Exercise directions: Go through the data below. List every line that holds the word "Against".

Records to process:
________

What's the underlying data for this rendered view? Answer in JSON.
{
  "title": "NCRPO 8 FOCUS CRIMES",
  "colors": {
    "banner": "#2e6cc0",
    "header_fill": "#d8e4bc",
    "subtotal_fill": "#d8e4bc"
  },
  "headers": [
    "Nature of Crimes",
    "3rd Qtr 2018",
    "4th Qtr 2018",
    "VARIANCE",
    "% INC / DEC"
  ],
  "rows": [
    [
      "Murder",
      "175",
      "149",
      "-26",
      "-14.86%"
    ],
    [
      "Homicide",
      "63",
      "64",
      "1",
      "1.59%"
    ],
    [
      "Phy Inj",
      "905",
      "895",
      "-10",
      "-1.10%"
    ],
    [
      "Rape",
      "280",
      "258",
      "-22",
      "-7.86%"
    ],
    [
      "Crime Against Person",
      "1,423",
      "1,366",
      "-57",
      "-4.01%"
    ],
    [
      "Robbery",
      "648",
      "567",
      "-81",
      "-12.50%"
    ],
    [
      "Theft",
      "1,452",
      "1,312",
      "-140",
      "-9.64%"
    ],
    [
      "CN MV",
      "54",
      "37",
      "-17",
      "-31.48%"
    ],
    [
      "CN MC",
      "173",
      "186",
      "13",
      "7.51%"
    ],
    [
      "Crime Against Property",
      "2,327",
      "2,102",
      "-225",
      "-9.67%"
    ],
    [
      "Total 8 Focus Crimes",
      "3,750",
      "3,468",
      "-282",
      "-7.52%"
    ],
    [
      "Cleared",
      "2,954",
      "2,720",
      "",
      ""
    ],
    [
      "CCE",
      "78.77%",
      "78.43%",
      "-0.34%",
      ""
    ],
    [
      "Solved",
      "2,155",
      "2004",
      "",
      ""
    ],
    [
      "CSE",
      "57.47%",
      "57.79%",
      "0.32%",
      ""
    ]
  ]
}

________

Answer to the task:
      "Crime Against Person",
      "Crime Against Property",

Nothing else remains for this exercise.